* [Aim of the task]: Find how many lines of the listing include the string "bottom", and report only that figure.

* [Data for the task]:

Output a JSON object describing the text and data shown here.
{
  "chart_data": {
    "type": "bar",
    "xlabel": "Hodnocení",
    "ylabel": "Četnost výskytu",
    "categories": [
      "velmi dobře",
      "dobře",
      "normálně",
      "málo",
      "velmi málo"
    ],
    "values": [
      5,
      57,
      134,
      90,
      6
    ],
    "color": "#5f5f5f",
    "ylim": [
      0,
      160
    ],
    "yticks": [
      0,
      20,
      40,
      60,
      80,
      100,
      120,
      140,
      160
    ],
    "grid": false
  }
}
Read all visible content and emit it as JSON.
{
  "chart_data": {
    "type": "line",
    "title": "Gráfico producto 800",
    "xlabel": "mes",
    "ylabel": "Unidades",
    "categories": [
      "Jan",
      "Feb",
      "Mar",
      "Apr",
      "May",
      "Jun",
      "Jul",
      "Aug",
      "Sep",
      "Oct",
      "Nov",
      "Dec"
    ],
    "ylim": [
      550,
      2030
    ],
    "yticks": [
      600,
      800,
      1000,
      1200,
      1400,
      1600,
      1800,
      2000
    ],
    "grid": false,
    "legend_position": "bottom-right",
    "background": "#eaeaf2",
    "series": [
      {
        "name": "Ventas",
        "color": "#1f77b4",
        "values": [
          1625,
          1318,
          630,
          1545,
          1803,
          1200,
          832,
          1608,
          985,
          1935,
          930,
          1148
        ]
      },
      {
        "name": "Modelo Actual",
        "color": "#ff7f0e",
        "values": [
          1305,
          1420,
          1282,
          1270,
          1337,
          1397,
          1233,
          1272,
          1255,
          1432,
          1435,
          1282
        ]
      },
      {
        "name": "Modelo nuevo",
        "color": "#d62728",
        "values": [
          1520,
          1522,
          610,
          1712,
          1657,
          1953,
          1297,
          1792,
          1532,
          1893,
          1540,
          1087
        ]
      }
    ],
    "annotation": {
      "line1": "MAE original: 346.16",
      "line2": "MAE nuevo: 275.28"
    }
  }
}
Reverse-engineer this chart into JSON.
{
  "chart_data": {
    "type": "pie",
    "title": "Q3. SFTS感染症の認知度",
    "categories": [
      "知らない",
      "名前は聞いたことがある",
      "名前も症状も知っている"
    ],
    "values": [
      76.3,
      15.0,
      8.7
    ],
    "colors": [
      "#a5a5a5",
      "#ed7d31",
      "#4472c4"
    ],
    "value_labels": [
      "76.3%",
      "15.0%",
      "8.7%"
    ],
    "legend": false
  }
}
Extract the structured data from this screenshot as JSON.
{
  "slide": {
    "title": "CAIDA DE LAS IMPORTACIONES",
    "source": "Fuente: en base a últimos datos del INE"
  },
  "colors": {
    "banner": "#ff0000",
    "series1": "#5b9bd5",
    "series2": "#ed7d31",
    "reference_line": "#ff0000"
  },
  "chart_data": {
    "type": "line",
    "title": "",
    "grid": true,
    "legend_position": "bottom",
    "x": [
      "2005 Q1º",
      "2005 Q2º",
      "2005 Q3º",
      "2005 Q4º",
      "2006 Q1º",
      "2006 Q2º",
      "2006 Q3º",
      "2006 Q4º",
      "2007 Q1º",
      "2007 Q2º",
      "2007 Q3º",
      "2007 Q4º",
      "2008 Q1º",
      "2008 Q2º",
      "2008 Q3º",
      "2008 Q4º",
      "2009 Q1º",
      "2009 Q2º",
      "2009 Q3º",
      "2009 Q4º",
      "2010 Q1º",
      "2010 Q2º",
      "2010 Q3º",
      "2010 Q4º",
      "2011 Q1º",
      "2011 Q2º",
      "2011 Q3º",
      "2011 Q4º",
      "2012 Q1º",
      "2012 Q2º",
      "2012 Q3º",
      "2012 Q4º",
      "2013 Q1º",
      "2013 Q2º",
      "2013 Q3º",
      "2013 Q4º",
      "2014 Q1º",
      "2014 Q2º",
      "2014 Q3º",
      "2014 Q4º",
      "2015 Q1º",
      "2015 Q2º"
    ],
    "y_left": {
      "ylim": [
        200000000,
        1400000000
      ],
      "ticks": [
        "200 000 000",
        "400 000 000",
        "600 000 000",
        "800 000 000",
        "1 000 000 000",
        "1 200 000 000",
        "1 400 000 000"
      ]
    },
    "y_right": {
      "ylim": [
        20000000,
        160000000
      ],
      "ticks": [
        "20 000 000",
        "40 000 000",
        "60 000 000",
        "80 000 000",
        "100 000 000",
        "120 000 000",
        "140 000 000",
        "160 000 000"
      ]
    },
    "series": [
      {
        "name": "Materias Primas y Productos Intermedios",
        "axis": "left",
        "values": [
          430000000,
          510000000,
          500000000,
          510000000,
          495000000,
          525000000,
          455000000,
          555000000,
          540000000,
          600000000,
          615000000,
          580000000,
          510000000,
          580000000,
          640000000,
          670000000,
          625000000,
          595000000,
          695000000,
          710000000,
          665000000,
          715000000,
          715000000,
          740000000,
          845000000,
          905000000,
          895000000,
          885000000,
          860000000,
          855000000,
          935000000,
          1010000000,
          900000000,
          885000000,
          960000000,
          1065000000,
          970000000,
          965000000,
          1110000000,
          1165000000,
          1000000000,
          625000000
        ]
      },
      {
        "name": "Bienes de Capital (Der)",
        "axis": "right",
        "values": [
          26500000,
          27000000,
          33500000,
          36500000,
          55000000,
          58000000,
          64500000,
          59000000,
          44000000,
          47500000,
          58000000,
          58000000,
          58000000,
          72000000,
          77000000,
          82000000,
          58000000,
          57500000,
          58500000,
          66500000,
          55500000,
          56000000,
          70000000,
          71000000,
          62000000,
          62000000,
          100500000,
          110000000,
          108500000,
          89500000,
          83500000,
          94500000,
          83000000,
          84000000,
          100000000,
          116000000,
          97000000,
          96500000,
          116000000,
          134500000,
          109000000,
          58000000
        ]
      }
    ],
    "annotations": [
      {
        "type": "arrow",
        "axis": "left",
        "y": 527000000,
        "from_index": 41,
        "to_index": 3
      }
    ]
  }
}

* [Written response]: 2